EXERCISE SET.
1 - Output everything from "Among churches that" down to "of mainline churches." in the article on church youth ministry, word for word.
2 - Give the records, everything from their first line down to the line containing "opportunity-row[interactable]: #2 Growth", as a Markdown table with the columns Row and Line. Number each line and leave out any blank lines.

___ TEXT PROVIDED

DURHAM, N.C. (ABP) — Evangelical churches do a better job than mainline churches in keeping their young people in the faith, probably because they invest more money in youth ministry, says a Duke University professor who studies characteristics of American congregations.
Mark Chaves, a professor of sociology, religion and divinity and director of the National Congregations Study, said in a blog post July 8 that research from the ongoing survey about the basic characteristics of America's congregations confirms that religious groups prioritize youth ministry differently.
Among churches that have 50 or more teenagers, Chaves said white evangelical congregations are substantially more likely than mainline Protestant churches to employ a full-time youth minister.
Fifty-nine percent of evangelical churches with 50-99 teens have a full-time youth minister, compared to only one-third of mainline churches with that many youth. In churches with more than 100 youth, the gap increases to 87 percent for evangelicals to 55 percent of mainline churches.
Chaves said mainline and evangelical Protestants do not differ much on overall programming for youth. Both are equally likely to have youth groups, teen choirs, youth speaking in worship services and to have sent teenagers to a church camp.
But those ministries "are inexpensive compared to hiring a full-time youth minister, and having a full-time youth minister surely enhances the quantity and quality of a church’s teen programming," the researcher noted.
Chaves said that both evangelical and mainline Protestants lose many young people to "the ranks of the religiously unaffiliated," but evangelical churches lose fewer than liberal churches lose. He speculated that one reason might be that mainline churches place less value on keeping their teenagers in the faith.

______
___ SUPPLIED MATERIAL

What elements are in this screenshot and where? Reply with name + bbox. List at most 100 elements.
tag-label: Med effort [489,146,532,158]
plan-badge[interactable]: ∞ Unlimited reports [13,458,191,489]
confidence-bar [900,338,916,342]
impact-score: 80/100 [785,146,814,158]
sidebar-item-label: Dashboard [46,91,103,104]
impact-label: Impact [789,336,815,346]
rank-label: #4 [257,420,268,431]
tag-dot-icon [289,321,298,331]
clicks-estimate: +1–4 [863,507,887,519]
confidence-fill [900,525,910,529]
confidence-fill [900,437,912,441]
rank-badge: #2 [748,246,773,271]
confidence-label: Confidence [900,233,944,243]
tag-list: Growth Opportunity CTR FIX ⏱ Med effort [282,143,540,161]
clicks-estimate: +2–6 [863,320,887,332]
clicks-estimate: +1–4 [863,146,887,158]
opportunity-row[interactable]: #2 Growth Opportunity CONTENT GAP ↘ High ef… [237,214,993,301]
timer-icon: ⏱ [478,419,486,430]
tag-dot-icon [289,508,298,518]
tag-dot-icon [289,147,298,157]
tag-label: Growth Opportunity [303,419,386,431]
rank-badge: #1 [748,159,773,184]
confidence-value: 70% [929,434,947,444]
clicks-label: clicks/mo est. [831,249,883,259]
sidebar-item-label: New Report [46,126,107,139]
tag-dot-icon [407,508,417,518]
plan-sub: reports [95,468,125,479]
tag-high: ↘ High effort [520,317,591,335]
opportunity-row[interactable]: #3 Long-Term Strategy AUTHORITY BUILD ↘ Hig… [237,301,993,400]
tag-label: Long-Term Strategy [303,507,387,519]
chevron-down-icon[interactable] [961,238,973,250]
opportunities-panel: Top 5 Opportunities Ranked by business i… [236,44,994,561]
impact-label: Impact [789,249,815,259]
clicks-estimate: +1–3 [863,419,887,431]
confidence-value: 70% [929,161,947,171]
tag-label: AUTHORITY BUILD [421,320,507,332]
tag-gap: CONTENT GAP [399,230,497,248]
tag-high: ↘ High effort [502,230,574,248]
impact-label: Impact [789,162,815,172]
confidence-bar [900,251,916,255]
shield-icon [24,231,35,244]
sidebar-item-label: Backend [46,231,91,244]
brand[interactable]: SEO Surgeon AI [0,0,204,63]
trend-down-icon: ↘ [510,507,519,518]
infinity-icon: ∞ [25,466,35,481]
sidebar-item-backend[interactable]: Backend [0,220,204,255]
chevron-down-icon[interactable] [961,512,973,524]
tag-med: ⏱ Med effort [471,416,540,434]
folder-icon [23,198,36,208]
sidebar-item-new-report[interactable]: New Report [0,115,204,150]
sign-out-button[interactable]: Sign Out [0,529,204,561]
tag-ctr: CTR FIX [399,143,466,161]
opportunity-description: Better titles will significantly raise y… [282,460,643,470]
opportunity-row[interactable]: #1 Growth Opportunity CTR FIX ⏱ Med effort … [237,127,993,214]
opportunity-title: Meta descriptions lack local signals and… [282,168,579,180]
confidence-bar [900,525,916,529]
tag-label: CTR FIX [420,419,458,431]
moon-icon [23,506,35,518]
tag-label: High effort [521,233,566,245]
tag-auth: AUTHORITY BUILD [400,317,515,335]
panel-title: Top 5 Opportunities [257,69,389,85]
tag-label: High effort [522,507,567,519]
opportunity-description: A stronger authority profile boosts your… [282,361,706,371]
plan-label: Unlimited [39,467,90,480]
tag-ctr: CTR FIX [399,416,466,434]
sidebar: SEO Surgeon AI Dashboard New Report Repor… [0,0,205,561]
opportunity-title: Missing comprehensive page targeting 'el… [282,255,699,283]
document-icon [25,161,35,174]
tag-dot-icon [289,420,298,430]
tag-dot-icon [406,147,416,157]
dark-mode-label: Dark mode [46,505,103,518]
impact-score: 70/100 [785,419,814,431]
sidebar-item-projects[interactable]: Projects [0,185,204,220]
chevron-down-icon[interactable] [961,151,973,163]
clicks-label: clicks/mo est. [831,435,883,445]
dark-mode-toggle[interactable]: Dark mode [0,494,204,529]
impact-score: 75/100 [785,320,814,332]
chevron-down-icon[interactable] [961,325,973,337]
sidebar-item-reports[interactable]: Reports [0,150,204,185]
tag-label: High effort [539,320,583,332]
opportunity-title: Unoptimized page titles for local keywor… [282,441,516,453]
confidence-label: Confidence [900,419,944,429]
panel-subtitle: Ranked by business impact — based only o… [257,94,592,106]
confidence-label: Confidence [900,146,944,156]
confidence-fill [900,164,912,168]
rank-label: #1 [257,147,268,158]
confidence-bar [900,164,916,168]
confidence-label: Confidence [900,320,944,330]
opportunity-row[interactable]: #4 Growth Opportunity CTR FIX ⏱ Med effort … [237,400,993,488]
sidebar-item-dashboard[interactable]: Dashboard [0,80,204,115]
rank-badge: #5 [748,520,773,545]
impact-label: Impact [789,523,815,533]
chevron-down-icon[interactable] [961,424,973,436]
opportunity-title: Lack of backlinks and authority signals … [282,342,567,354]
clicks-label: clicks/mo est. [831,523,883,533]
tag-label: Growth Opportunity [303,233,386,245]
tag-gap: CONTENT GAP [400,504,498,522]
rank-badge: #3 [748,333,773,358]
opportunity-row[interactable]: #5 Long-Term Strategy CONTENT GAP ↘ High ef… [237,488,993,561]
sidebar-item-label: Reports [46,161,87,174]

______

OUTPUTS IN ORDER.
1 -
Among churches that have 50 or more teenagers, Chaves said white evangelical congregations are substantially more likely than mainline Protestant churches to employ a full-time youth minister.
Fifty-nine percent of evangelical churches with 50-99 teens have a full-time youth minister, compared to only one-third of mainline churches with that many youth. In churches with more than 100 youth, the gap increases to 87 percent for evangelicals to 55 percent of mainline churches.

2 -
| Row | Line |
|---|---|
| 1 | What elements are in this screenshot and where? Reply with name + bbox. List at most 100 elements. |
| 2 | tag-label: Med effort [489,146,532,158] |
| 3 | plan-badge[interactable]: ∞ Unlimited reports [13,458,191,489] |
| 4 | confidence-bar [900,338,916,342] |
| 5 | impact-score: 80/100 [785,146,814,158] |
| 6 | sidebar-item-label: Dashboard [46,91,103,104] |
| 7 | impact-label: Impact [789,336,815,346] |
| 8 | rank-label: #4 [257,420,268,431] |
| 9 | tag-dot-icon [289,321,298,331] |
| 10 | clicks-estimate: +1–4 [863,507,887,519] |
| 11 | confidence-fill [900,525,910,529] |
| 12 | confidence-fill [900,437,912,441] |
| 13 | rank-badge: #2 [748,246,773,271] |
| 14 | confidence-label: Confidence [900,233,944,243] |
| 15 | tag-list: Growth Opportunity CTR FIX ⏱ Med effort [282,143,540,161] |
| 16 | clicks-estimate: +2–6 [863,320,887,332] |
| 17 | clicks-estimate: +1–4 [863,146,887,158] |
| 18 | opportunity-row[interactable]: #2 Growth Opportunity CONTENT GAP ↘ High ef… [237,214,993,301] |